Exercise: Give every line from the entries that contains "What".

————————

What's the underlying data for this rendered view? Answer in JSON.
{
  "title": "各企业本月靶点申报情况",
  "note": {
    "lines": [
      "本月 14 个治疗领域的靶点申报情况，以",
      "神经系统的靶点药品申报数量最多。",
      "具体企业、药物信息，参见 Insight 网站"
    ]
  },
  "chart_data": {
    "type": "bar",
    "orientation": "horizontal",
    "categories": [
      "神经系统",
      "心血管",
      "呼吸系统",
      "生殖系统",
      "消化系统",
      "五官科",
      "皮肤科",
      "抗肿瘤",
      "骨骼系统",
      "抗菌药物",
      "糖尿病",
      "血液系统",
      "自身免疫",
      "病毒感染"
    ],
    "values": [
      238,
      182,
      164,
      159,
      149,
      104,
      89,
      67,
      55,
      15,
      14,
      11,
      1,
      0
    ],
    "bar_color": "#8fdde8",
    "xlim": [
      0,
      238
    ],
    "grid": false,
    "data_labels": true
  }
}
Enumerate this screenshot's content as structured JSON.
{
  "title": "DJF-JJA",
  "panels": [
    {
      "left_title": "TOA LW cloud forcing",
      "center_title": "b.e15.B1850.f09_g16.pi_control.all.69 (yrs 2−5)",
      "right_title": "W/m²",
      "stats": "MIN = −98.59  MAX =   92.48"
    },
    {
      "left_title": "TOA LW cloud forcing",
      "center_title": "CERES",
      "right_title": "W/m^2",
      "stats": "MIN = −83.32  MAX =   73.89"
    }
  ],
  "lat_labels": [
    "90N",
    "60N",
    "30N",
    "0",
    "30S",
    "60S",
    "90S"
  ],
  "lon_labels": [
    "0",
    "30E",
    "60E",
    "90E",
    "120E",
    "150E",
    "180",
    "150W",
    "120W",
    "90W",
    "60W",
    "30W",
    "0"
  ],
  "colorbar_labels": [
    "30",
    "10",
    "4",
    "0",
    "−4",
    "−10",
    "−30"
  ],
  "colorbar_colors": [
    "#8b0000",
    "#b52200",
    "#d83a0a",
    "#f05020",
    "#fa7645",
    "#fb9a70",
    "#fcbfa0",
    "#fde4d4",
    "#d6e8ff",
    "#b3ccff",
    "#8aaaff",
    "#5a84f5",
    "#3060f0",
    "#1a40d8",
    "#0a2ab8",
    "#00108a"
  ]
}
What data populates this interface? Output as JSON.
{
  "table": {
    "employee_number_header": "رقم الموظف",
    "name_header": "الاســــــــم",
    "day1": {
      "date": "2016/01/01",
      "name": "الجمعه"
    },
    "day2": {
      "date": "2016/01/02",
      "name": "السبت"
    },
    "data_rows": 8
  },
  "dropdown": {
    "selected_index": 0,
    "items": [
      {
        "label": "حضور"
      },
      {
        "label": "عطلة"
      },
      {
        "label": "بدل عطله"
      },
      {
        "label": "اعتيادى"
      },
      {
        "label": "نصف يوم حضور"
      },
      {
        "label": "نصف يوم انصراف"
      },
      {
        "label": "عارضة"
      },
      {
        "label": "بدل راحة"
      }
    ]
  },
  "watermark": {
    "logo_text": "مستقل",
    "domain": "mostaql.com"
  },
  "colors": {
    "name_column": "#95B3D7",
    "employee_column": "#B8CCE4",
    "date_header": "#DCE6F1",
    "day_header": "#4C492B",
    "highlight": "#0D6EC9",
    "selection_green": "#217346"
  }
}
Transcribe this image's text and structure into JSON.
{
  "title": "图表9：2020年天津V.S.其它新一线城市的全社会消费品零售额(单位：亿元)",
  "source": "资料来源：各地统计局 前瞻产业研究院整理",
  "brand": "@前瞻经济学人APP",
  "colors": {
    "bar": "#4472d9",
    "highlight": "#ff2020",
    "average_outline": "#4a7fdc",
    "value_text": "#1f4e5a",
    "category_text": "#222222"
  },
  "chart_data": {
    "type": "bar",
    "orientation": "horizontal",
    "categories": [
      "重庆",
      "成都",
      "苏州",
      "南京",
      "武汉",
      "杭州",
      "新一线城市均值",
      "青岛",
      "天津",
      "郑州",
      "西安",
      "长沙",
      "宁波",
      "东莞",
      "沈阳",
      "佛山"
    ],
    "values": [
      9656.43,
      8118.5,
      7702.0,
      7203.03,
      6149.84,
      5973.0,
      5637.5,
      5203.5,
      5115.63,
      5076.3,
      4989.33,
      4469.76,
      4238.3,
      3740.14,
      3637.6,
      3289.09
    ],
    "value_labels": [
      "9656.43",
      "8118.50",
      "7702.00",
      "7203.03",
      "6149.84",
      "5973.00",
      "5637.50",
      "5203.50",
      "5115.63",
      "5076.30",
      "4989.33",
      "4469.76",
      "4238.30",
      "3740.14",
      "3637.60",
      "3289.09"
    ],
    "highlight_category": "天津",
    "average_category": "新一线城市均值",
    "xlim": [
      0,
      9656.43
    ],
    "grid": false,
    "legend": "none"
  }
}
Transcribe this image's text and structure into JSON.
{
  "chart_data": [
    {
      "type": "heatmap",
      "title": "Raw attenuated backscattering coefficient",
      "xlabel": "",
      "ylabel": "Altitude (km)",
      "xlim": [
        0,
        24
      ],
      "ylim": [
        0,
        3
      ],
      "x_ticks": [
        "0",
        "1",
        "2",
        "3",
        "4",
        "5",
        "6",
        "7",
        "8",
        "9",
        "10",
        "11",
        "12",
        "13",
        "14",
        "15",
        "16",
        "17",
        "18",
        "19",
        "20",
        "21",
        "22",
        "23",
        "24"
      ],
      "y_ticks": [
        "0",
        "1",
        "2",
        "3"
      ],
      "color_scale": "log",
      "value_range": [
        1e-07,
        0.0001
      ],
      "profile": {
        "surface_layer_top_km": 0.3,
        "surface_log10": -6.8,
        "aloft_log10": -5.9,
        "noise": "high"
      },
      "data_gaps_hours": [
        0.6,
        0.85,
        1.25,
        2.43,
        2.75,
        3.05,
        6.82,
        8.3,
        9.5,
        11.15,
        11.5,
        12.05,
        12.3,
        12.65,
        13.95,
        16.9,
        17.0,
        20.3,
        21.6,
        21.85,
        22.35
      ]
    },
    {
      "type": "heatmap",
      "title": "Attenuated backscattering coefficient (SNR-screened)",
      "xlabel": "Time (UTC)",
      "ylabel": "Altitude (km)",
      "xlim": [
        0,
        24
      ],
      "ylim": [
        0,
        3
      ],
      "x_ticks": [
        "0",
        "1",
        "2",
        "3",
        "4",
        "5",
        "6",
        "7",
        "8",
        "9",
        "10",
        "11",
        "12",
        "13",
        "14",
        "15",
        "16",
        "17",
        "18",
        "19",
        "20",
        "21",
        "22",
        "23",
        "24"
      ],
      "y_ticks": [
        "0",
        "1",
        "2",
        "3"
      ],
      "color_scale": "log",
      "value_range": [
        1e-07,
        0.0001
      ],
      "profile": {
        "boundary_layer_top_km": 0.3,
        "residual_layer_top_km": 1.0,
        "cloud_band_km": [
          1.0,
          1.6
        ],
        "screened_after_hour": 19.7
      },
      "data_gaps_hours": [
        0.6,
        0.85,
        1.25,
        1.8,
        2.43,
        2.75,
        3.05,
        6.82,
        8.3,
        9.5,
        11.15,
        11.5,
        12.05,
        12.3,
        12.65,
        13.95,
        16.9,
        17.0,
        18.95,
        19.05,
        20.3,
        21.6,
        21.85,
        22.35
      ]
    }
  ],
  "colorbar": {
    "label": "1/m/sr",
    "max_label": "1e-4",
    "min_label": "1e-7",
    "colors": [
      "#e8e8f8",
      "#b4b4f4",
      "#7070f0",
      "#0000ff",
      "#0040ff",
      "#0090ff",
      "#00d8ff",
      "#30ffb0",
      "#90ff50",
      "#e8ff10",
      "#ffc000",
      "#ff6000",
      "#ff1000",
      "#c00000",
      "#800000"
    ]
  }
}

————————

Full answer:
What's the underlying data for this rendered view? Answer in JSON.
What data populates this interface? Output as JSON.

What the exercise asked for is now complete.